_Objective_: Reproduce the complete listing without any deviation.

_Data records_:
....

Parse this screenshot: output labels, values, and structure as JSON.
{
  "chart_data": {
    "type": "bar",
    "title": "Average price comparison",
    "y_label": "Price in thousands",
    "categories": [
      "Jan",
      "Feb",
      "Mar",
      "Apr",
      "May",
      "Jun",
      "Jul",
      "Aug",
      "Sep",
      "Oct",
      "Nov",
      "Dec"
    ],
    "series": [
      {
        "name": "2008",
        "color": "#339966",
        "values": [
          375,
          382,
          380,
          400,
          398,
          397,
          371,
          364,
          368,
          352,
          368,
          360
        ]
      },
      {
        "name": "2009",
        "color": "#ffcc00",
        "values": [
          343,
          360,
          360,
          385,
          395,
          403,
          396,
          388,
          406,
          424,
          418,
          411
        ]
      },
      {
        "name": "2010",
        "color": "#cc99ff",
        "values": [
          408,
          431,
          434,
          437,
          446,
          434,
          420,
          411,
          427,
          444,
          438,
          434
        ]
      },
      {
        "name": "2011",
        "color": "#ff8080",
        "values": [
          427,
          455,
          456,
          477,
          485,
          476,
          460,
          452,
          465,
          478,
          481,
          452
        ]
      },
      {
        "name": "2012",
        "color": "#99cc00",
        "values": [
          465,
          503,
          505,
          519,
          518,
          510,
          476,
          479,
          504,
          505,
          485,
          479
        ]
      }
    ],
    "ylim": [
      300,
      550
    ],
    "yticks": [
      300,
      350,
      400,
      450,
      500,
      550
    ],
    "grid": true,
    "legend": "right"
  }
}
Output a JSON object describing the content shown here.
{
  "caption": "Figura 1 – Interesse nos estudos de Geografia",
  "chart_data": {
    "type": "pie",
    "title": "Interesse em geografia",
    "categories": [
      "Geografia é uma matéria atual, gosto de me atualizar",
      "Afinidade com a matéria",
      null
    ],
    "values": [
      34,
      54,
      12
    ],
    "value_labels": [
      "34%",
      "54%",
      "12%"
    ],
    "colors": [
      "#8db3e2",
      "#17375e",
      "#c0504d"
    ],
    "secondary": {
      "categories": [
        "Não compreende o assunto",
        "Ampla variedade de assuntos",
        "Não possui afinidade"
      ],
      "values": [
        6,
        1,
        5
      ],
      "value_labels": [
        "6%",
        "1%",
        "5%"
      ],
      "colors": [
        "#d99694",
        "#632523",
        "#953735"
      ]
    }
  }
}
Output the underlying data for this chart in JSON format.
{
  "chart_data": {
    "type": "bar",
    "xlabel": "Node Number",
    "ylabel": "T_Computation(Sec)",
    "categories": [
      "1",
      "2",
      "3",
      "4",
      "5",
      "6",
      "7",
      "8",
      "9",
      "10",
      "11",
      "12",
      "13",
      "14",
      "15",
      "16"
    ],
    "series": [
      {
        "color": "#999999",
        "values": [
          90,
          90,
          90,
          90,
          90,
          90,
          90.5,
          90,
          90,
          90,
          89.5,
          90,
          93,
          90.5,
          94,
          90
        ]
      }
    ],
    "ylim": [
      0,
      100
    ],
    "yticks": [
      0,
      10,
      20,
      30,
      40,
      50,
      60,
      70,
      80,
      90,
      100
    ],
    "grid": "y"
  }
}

....

_Written answer_:
Parse this screenshot: output labels, values, and structure as JSON.
{
  "chart_data": {
    "type": "bar",
    "title": "Average price comparison",
    "y_label": "Price in thousands",
    "categories": [
      "Jan",
      "Feb",
      "Mar",
      "Apr",
      "May",
      "Jun",
      "Jul",
      "Aug",
      "Sep",
      "Oct",
      "Nov",
      "Dec"
    ],
    "series": [
      {
        "name": "2008",
        "color": "#339966",
        "values": [
          375,
          382,
          380,
          400,
          398,
          397,
          371,
          364,
          368,
          352,
          368,
          360
        ]
      },
      {
        "name": "2009",
        "color": "#ffcc00",
        "values": [
          343,
          360,
          360,
          385,
          395,
          403,
          396,
          388,
          406,
          424,
          418,
          411
        ]
      },
      {
        "name": "2010",
        "color": "#cc99ff",
        "values": [
          408,
          431,
          434,
          437,
          446,
          434,
          420,
          411,
          427,
          444,
          438,
          434
        ]
      },
      {
        "name": "2011",
        "color": "#ff8080",
        "values": [
          427,
          455,
          456,
          477,
          485,
          476,
          460,
          452,
          465,
          478,
          481,
          452
        ]
      },
      {
        "name": "2012",
        "color": "#99cc00",
        "values": [
          465,
          503,
          505,
          519,
          518,
          510,
          476,
          479,
          504,
          505,
          485,
          479
        ]
      }
    ],
    "ylim": [
      300,
      550
    ],
    "yticks": [
      300,
      350,
      400,
      450,
      500,
      550
    ],
    "grid": true,
    "legend": "right"
  }
}
Output a JSON object describing the content shown here.
{
  "caption": "Figura 1 – Interesse nos estudos de Geografia",
  "chart_data": {
    "type": "pie",
    "title": "Interesse em geografia",
    "categories": [
      "Geografia é uma matéria atual, gosto de me atualizar",
      "Afinidade com a matéria",
      null
    ],
    "values": [
      34,
      54,
      12
    ],
    "value_labels": [
      "34%",
      "54%",
      "12%"
    ],
    "colors": [
      "#8db3e2",
      "#17375e",
      "#c0504d"
    ],
    "secondary": {
      "categories": [
        "Não compreende o assunto",
        "Ampla variedade de assuntos",
        "Não possui afinidade"
      ],
      "values": [
        6,
        1,
        5
      ],
      "value_labels": [
        "6%",
        "1%",
        "5%"
      ],
      "colors": [
        "#d99694",
        "#632523",
        "#953735"
      ]
    }
  }
}
Output the underlying data for this chart in JSON format.
{
  "chart_data": {
    "type": "bar",
    "xlabel": "Node Number",
    "ylabel": "T_Computation(Sec)",
    "categories": [
      "1",
      "2",
      "3",
      "4",
      "5",
      "6",
      "7",
      "8",
      "9",
      "10",
      "11",
      "12",
      "13",
      "14",
      "15",
      "16"
    ],
    "series": [
      {
        "color": "#999999",
        "values": [
          90,
          90,
          90,
          90,
          90,
          90,
          90.5,
          90,
          90,
          90,
          89.5,
          90,
          93,
          90.5,
          94,
          90
        ]
      }
    ],
    "ylim": [
      0,
      100
    ],
    "yticks": [
      0,
      10,
      20,
      30,
      40,
      50,
      60,
      70,
      80,
      90,
      100
    ],
    "grid": "y"
  }
}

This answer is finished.